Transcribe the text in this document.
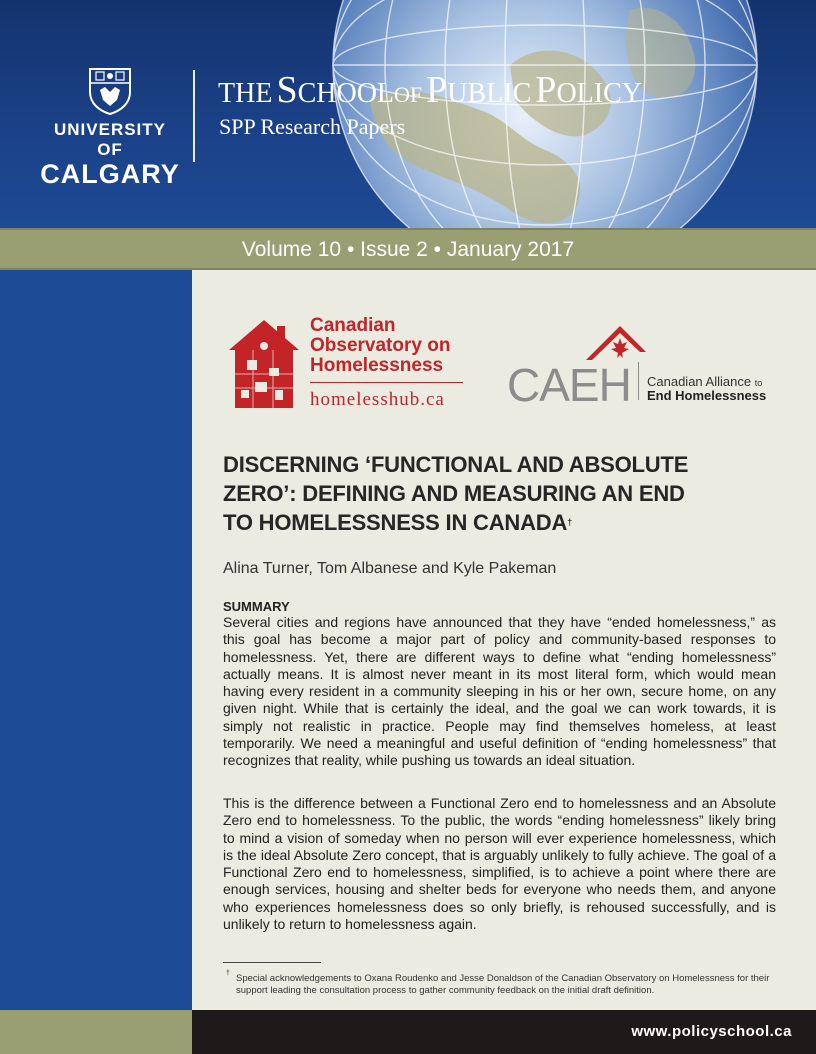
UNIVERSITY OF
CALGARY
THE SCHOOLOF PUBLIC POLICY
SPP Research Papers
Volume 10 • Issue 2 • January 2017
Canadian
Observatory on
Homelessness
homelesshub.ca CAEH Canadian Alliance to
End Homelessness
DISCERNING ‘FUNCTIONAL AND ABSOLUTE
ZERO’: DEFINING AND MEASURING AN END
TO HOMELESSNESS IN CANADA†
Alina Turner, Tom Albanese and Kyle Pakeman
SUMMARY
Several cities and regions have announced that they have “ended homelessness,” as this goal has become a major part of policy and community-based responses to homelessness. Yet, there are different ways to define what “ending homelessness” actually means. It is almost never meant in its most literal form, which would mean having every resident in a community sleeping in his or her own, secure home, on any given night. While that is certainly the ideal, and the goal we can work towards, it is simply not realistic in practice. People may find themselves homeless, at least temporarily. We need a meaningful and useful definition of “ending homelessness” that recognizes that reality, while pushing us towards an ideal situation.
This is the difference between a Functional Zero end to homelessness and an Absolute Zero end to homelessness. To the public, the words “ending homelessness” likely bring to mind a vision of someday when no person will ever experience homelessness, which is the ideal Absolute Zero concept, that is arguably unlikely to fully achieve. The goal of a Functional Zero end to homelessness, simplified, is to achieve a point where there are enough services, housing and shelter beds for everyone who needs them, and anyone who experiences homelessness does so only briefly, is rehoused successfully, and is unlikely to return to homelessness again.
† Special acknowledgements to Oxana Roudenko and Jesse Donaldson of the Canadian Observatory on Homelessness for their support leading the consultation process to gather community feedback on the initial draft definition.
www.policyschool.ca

---

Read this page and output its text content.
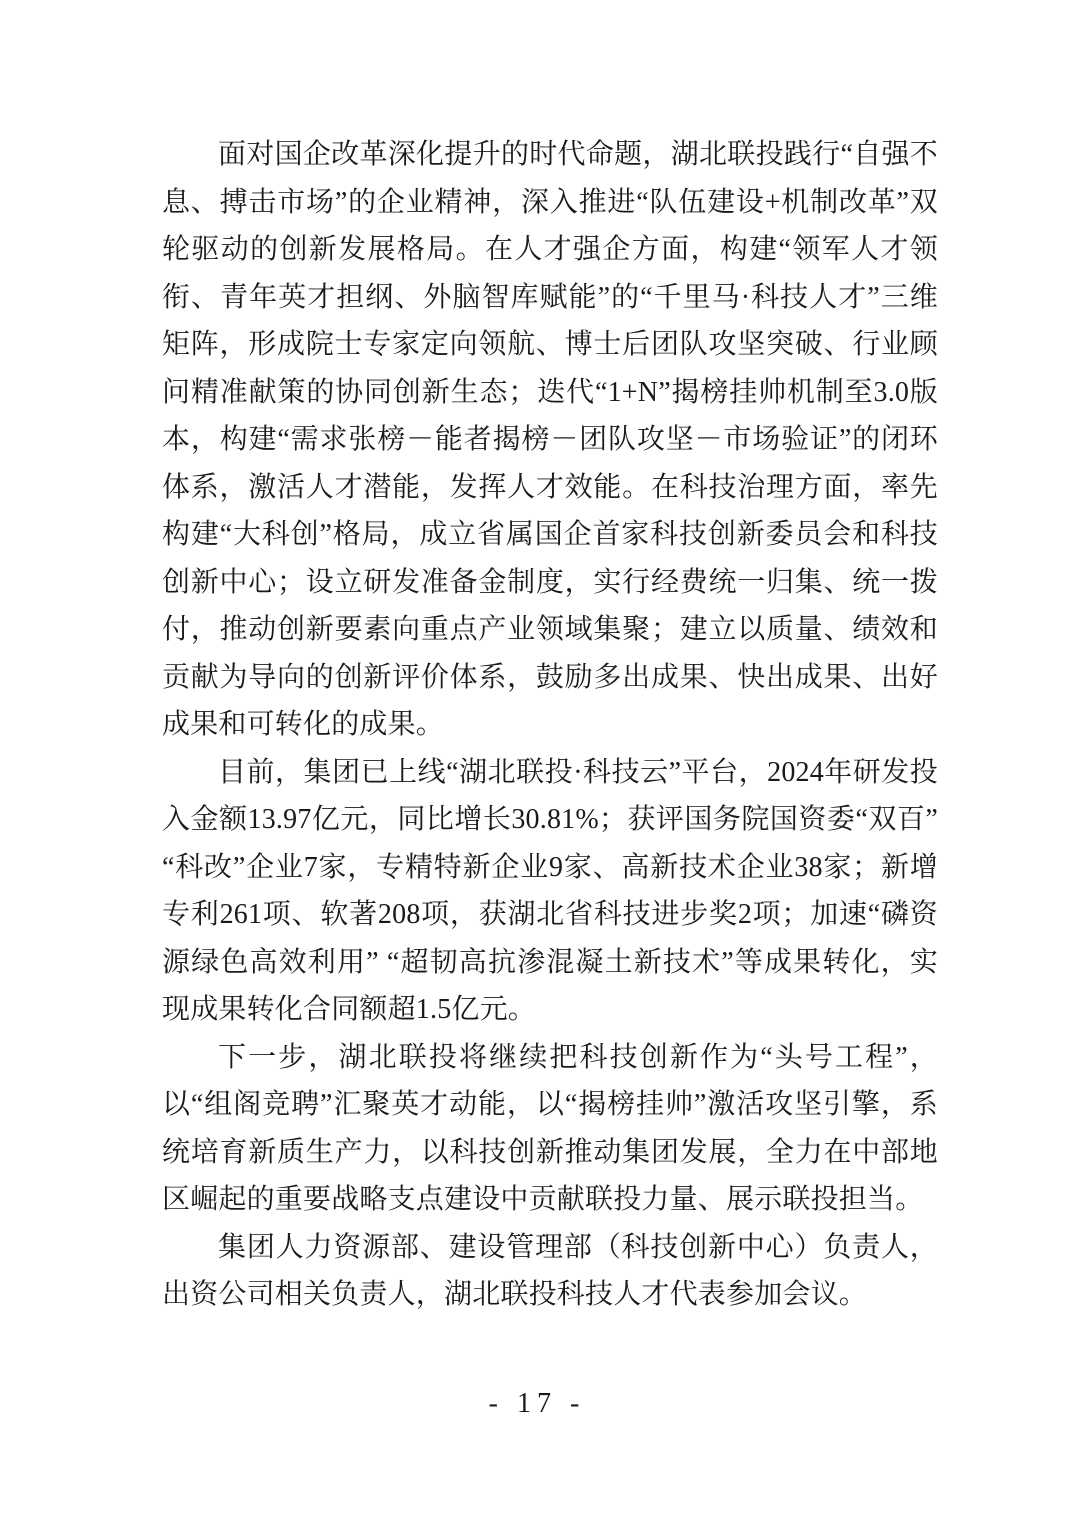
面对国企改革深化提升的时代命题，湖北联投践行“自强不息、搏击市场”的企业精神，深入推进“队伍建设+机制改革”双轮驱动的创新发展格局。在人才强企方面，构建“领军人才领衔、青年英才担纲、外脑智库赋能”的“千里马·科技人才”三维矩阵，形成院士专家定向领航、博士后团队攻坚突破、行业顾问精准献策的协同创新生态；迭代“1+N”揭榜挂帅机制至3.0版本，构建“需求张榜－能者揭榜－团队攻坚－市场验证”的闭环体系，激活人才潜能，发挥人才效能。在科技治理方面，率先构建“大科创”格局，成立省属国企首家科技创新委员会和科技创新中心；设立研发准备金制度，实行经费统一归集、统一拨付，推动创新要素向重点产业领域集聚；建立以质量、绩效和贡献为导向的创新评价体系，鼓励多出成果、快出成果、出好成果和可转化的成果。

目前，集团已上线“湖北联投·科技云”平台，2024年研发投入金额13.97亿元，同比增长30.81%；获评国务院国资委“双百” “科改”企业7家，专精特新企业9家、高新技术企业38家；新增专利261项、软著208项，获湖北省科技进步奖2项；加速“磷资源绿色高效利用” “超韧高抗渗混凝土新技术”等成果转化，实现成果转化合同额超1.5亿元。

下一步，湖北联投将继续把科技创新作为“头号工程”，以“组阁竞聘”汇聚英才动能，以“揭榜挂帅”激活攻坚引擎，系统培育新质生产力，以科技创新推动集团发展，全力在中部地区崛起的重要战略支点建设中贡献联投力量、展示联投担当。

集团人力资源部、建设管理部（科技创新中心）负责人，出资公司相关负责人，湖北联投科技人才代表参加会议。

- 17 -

• [Goal] Make a list of all lines in the data that contain "text".

• [Completed exercise]
Transcribe the text in this document.
Read this page and output its text content.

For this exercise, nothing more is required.